_WORK TO COMPLETE_: Copy the material word for word, from its very first line up to and including the line with "test-label: G7M-Summative: [148, 204, 291, 226]". Leave out everything after that line.

--------------------------------

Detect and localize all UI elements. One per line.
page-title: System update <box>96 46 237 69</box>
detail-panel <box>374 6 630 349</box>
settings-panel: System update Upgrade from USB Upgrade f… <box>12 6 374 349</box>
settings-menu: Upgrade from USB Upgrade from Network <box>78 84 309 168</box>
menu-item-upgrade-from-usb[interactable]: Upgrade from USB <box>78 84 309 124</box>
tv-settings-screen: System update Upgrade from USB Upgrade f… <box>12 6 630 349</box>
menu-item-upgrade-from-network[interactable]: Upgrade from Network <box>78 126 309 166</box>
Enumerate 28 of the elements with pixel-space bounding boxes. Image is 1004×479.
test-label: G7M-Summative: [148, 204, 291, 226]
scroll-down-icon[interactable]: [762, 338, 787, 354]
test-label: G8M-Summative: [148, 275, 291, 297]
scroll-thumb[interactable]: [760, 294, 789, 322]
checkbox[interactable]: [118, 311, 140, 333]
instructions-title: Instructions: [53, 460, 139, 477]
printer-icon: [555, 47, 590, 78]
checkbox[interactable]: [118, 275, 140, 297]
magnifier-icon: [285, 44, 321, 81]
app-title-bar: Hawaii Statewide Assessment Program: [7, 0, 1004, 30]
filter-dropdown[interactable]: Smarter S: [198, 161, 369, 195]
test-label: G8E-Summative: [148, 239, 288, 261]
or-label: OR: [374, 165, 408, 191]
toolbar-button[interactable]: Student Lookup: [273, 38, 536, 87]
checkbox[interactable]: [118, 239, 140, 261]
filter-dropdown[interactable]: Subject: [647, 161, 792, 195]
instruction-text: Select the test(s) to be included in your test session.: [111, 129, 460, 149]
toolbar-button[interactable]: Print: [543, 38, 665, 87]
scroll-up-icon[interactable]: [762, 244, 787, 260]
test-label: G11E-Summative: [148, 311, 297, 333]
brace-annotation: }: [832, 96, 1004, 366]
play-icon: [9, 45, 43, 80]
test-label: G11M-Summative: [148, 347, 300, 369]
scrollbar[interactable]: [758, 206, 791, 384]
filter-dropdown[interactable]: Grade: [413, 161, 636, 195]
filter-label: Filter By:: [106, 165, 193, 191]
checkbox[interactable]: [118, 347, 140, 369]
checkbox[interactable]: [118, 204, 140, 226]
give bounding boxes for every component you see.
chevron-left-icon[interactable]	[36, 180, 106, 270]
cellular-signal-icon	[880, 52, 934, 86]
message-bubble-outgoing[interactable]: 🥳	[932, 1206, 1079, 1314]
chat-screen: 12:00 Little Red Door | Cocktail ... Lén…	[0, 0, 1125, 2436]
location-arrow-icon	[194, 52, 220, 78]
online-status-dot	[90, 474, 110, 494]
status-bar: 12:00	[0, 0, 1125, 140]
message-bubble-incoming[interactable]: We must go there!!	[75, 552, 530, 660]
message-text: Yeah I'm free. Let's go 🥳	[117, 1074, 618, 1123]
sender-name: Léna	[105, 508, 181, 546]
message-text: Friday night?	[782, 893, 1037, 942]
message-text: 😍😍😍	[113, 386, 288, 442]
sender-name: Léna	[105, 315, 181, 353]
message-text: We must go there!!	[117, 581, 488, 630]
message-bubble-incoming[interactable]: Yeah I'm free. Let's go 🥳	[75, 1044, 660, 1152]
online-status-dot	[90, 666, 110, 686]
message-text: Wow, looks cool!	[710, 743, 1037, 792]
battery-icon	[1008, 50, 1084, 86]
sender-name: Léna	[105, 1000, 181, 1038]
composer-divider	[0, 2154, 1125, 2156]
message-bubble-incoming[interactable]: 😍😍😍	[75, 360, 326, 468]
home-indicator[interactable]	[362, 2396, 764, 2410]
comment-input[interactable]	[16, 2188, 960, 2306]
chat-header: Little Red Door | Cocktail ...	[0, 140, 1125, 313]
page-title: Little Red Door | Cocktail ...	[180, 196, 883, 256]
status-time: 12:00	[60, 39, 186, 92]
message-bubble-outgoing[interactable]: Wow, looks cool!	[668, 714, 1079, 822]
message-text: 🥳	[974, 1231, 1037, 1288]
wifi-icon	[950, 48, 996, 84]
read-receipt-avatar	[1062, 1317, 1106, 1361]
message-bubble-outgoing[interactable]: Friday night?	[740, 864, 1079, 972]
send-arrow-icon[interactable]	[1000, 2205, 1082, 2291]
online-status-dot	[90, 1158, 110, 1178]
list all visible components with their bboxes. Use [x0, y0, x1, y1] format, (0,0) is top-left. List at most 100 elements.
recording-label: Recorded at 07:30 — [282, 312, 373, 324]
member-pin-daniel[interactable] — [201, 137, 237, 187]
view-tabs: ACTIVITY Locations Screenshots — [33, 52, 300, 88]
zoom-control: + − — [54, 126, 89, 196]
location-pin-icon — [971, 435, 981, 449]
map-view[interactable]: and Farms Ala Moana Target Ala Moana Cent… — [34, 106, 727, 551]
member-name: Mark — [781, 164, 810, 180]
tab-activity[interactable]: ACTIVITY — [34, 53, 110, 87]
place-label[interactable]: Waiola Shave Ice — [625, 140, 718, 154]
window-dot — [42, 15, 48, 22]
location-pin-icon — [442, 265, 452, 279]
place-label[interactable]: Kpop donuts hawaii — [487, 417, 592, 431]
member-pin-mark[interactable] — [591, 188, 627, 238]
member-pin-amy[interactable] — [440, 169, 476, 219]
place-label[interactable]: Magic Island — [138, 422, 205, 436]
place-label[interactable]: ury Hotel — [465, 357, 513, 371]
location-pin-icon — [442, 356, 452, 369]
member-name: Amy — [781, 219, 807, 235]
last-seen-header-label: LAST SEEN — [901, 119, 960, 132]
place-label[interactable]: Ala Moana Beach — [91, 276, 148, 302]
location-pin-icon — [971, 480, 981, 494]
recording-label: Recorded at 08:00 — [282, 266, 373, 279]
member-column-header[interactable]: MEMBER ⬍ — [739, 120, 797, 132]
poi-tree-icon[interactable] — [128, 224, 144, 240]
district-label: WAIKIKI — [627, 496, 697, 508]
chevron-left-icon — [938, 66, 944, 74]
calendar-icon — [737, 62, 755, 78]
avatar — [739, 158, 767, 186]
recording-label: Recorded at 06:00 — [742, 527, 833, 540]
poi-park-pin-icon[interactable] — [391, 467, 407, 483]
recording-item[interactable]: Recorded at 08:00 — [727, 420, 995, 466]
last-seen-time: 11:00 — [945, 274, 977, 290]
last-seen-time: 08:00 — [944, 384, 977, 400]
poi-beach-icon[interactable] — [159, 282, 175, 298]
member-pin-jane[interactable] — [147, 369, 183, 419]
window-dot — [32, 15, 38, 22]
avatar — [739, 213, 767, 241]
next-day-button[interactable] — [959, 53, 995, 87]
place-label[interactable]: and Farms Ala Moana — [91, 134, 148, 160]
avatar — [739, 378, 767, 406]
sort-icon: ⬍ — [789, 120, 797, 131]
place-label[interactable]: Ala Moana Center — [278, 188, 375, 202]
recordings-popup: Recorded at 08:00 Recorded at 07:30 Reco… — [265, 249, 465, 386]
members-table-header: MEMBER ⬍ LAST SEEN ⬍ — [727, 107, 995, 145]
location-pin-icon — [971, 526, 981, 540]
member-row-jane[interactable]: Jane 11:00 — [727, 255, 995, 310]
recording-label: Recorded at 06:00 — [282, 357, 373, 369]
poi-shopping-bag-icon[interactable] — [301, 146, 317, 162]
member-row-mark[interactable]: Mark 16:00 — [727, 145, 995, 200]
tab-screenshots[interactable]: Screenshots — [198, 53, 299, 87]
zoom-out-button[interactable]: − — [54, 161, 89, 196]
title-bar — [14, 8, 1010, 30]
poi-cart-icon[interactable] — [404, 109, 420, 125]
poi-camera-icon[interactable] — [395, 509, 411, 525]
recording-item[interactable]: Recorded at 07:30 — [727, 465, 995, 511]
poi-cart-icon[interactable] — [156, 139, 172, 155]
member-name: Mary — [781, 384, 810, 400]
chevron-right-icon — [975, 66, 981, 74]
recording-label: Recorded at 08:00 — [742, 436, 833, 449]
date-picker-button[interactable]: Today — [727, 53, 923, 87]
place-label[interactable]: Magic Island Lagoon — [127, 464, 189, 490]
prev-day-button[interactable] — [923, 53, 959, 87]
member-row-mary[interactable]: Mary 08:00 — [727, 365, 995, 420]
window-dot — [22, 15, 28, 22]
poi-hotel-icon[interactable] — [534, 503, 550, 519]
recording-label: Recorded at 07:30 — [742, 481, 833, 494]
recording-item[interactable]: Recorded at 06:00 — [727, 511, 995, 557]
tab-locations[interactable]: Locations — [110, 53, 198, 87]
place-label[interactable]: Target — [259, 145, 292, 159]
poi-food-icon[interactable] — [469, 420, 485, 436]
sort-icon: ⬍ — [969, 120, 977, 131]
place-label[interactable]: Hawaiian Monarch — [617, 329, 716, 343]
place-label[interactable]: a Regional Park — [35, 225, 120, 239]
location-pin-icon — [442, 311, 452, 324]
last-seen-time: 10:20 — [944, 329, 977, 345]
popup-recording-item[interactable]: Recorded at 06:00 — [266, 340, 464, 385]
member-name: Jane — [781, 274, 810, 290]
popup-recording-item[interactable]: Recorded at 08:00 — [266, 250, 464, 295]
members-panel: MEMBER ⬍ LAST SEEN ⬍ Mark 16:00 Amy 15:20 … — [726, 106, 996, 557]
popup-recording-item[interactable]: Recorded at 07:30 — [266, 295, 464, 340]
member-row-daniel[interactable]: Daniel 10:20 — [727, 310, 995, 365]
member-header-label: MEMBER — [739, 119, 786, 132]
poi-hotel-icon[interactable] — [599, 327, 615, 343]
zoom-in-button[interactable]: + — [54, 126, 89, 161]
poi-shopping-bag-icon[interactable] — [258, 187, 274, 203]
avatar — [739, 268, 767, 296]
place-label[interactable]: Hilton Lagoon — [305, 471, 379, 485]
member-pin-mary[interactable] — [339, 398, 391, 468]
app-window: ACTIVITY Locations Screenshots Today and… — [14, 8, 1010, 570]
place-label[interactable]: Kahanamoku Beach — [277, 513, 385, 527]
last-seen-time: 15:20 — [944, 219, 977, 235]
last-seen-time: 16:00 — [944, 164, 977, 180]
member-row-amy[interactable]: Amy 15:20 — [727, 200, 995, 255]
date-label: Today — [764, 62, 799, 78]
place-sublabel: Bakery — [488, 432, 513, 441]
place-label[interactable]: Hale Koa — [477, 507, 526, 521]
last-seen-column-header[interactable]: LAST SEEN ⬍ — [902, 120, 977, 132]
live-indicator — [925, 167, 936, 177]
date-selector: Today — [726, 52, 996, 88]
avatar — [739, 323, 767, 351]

--------------------------------

_THE ANSWER_:
Detect and localize all UI elements. One per line.
page-title: System update <box>96 46 237 69</box>
detail-panel <box>374 6 630 349</box>
settings-panel: System update Upgrade from USB Upgrade f… <box>12 6 374 349</box>
settings-menu: Upgrade from USB Upgrade from Network <box>78 84 309 168</box>
menu-item-upgrade-from-usb[interactable]: Upgrade from USB <box>78 84 309 124</box>
tv-settings-screen: System update Upgrade from USB Upgrade f… <box>12 6 630 349</box>
menu-item-upgrade-from-network[interactable]: Upgrade from Network <box>78 126 309 166</box>
Enumerate 28 of the elements with pixel-space bounding boxes. Image is 1004×479.
test-label: G7M-Summative: [148, 204, 291, 226]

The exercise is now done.